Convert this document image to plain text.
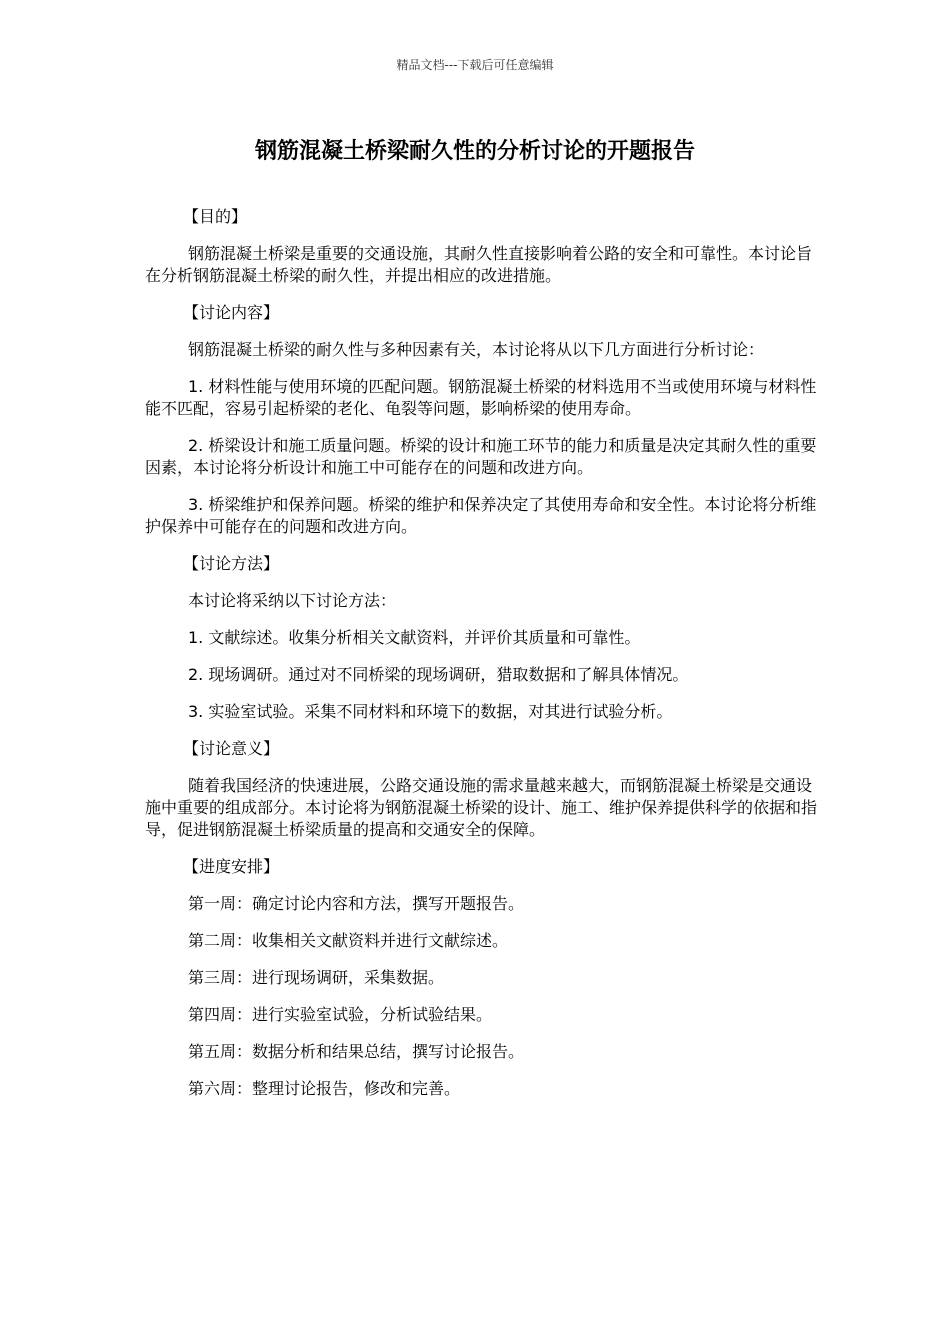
精品文档---下载后可任意编辑
钢筋混凝土桥梁耐久性的分析讨论的开题报告

【目的】

钢筋混凝土桥梁是重要的交通设施，其耐久性直接影响着公路的安全和可靠性。本讨论旨在分析钢筋混凝土桥梁的耐久性，并提出相应的改进措施。

【讨论内容】

钢筋混凝土桥梁的耐久性与多种因素有关，本讨论将从以下几方面进行分析讨论：

1. 材料性能与使用环境的匹配问题。钢筋混凝土桥梁的材料选用不当或使用环境与材料性能不匹配，容易引起桥梁的老化、龟裂等问题，影响桥梁的使用寿命。

2. 桥梁设计和施工质量问题。桥梁的设计和施工环节的能力和质量是决定其耐久性的重要因素，本讨论将分析设计和施工中可能存在的问题和改进方向。

3. 桥梁维护和保养问题。桥梁的维护和保养决定了其使用寿命和安全性。本讨论将分析维护保养中可能存在的问题和改进方向。

【讨论方法】

本讨论将采纳以下讨论方法：

1. 文献综述。收集分析相关文献资料，并评价其质量和可靠性。

2. 现场调研。通过对不同桥梁的现场调研，猎取数据和了解具体情况。

3. 实验室试验。采集不同材料和环境下的数据，对其进行试验分析。

【讨论意义】

随着我国经济的快速进展，公路交通设施的需求量越来越大，而钢筋混凝土桥梁是交通设施中重要的组成部分。本讨论将为钢筋混凝土桥梁的设计、施工、维护保养提供科学的依据和指导，促进钢筋混凝土桥梁质量的提高和交通安全的保障。

【进度安排】

第一周：确定讨论内容和方法，撰写开题报告。

第二周：收集相关文献资料并进行文献综述。

第三周：进行现场调研，采集数据。

第四周：进行实验室试验，分析试验结果。

第五周：数据分析和结果总结，撰写讨论报告。

第六周：整理讨论报告，修改和完善。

What the exercise asks
Copy all the records above exactly, but leave out the pictures.

Answer to this task
Convert this document image to plain text.
精品文档---下载后可任意编辑
钢筋混凝土桥梁耐久性的分析讨论的开题报告

【目的】

钢筋混凝土桥梁是重要的交通设施，其耐久性直接影响着公路的安全和可靠性。本讨论旨在分析钢筋混凝土桥梁的耐久性，并提出相应的改进措施。

【讨论内容】

钢筋混凝土桥梁的耐久性与多种因素有关，本讨论将从以下几方面进行分析讨论：

1. 材料性能与使用环境的匹配问题。钢筋混凝土桥梁的材料选用不当或使用环境与材料性能不匹配，容易引起桥梁的老化、龟裂等问题，影响桥梁的使用寿命。

2. 桥梁设计和施工质量问题。桥梁的设计和施工环节的能力和质量是决定其耐久性的重要因素，本讨论将分析设计和施工中可能存在的问题和改进方向。

3. 桥梁维护和保养问题。桥梁的维护和保养决定了其使用寿命和安全性。本讨论将分析维护保养中可能存在的问题和改进方向。

【讨论方法】

本讨论将采纳以下讨论方法：

1. 文献综述。收集分析相关文献资料，并评价其质量和可靠性。

2. 现场调研。通过对不同桥梁的现场调研，猎取数据和了解具体情况。

3. 实验室试验。采集不同材料和环境下的数据，对其进行试验分析。

【讨论意义】

随着我国经济的快速进展，公路交通设施的需求量越来越大，而钢筋混凝土桥梁是交通设施中重要的组成部分。本讨论将为钢筋混凝土桥梁的设计、施工、维护保养提供科学的依据和指导，促进钢筋混凝土桥梁质量的提高和交通安全的保障。

【进度安排】

第一周：确定讨论内容和方法，撰写开题报告。

第二周：收集相关文献资料并进行文献综述。

第三周：进行现场调研，采集数据。

第四周：进行实验室试验，分析试验结果。

第五周：数据分析和结果总结，撰写讨论报告。

第六周：整理讨论报告，修改和完善。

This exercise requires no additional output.